**Requirement**
Only lines holding the word "sold" should be copied from the material.
── Supplied data ──
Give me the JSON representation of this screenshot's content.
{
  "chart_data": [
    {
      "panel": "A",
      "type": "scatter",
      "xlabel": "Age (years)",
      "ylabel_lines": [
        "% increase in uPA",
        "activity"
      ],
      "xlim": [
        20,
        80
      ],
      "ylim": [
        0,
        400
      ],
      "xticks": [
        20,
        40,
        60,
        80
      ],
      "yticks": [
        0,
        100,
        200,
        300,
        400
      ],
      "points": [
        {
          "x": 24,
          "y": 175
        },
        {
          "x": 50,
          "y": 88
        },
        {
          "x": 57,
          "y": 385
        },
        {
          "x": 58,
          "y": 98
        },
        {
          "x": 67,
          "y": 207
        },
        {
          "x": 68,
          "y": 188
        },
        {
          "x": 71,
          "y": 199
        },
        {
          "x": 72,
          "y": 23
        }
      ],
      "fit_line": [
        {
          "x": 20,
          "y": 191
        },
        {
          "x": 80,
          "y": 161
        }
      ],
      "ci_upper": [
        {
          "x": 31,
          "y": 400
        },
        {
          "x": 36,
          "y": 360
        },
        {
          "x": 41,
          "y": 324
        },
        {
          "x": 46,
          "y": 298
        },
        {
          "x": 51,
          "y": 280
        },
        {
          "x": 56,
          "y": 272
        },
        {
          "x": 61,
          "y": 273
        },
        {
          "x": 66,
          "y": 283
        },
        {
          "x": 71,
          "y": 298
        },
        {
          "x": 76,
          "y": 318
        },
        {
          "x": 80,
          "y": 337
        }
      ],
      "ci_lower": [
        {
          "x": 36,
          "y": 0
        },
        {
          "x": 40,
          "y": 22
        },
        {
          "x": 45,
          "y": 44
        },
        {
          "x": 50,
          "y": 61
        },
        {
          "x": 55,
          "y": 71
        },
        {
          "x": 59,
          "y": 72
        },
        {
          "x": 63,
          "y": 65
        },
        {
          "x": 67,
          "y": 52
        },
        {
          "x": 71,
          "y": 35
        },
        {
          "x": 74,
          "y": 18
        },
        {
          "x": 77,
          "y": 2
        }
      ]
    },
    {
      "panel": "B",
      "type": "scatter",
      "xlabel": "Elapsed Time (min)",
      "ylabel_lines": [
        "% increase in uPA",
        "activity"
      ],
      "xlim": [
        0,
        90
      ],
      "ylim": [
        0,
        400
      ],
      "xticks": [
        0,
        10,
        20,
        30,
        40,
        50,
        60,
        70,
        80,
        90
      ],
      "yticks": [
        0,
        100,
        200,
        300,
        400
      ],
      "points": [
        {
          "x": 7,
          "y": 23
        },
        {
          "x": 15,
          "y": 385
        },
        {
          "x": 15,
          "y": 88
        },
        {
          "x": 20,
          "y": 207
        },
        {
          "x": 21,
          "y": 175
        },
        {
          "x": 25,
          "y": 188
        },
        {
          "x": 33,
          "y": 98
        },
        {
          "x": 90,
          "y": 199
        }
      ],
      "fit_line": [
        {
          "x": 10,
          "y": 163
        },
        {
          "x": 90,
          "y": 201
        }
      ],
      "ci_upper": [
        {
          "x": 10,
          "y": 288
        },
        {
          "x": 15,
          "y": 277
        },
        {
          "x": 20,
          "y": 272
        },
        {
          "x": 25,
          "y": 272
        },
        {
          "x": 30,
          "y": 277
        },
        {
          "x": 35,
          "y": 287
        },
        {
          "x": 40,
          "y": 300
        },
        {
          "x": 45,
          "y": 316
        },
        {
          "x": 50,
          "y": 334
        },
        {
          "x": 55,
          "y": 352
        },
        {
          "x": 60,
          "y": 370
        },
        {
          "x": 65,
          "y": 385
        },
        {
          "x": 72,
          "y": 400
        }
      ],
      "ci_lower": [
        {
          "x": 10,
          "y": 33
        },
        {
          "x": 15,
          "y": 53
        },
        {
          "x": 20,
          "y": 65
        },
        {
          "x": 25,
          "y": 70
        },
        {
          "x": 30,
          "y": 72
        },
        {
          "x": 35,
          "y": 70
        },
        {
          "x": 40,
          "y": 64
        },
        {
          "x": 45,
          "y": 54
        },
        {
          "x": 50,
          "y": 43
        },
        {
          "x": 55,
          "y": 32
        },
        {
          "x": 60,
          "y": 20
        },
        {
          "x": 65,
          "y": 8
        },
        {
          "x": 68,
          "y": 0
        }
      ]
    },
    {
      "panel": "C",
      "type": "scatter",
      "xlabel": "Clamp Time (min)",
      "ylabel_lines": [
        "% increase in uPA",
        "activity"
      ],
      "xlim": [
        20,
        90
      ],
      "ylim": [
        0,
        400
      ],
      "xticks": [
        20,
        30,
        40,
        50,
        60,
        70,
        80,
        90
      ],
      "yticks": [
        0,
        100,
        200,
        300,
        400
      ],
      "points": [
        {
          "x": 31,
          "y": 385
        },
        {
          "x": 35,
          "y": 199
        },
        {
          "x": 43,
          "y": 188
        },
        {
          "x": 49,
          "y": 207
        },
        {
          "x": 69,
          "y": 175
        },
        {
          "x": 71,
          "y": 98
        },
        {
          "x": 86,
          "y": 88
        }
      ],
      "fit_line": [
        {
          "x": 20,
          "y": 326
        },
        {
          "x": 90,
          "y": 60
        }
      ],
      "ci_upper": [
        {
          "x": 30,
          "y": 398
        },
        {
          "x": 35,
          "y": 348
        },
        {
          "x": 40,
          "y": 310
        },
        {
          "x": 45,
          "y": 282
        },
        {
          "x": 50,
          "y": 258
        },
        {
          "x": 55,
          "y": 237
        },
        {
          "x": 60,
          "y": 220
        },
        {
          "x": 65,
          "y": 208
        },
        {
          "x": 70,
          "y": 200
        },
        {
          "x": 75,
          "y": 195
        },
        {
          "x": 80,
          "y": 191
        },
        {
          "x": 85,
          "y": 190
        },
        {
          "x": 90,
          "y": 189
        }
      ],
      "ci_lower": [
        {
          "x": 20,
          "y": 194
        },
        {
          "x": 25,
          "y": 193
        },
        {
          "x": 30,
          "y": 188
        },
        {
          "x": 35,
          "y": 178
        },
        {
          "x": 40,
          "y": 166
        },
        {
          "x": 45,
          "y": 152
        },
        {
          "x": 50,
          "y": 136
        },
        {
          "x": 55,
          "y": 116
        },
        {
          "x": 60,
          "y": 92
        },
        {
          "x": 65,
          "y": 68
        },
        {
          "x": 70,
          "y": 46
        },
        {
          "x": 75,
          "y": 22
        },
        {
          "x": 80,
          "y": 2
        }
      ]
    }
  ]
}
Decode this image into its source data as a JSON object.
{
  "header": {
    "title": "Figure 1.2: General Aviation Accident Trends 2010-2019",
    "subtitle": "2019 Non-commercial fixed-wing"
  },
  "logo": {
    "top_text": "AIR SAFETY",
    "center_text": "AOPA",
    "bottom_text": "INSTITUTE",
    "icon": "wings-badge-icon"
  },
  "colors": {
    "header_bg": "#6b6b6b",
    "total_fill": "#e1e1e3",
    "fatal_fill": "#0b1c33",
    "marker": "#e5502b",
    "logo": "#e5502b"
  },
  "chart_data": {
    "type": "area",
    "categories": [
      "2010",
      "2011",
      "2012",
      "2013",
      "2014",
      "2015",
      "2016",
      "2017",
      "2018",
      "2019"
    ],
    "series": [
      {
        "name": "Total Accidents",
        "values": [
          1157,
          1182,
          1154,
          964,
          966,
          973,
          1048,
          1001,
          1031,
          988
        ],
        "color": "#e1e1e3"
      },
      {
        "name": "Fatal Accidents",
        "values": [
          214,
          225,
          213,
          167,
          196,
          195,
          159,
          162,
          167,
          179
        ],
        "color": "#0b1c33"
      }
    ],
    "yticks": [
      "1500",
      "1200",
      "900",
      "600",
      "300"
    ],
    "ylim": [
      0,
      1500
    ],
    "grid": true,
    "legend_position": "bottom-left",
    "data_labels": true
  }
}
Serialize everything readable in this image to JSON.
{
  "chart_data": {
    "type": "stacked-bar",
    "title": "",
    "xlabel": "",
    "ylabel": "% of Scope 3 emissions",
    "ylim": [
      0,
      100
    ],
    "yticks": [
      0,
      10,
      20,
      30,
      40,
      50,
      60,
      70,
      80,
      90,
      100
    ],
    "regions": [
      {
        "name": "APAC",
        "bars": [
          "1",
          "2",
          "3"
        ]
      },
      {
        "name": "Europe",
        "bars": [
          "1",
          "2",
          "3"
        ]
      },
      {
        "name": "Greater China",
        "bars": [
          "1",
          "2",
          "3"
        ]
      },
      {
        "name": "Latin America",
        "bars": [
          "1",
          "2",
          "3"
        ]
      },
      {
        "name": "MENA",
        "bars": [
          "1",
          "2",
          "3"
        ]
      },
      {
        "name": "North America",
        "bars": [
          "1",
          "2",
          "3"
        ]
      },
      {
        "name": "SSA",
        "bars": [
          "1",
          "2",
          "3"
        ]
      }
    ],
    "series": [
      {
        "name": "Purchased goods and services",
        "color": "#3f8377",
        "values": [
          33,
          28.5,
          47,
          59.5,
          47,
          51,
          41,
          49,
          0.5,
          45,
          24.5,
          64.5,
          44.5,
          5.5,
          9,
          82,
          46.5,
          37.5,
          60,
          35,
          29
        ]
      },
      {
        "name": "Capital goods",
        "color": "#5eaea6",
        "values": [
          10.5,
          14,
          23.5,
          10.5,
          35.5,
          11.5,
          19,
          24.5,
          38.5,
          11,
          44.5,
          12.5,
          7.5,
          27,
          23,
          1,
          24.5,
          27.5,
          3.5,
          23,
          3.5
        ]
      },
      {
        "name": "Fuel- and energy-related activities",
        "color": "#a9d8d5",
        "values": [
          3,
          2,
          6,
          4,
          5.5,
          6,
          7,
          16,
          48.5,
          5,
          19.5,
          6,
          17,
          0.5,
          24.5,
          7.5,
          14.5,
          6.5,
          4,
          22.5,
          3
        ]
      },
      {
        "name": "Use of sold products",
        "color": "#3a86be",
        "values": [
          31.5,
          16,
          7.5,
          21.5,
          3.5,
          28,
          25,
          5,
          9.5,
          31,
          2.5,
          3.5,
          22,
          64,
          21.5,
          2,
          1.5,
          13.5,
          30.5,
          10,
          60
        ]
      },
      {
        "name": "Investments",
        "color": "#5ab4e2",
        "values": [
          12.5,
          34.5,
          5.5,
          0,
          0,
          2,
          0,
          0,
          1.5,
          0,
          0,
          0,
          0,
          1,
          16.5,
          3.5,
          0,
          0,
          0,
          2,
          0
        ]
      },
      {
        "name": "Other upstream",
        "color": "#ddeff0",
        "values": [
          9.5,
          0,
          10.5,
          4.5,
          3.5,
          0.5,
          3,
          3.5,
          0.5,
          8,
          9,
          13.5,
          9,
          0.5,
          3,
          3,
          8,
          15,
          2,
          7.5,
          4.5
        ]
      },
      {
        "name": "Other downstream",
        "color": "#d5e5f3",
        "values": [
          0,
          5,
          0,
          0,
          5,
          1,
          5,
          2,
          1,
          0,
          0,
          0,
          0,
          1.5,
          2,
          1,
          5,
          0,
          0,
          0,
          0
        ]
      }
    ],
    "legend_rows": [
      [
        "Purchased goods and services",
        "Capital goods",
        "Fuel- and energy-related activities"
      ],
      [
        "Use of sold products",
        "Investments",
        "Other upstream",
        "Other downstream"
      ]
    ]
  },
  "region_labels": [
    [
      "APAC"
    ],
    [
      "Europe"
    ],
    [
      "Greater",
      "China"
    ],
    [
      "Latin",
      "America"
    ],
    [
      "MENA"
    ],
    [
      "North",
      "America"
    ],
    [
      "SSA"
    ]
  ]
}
───
**Result of the task**
        "name": "Use of sold products",
        "Use of sold products",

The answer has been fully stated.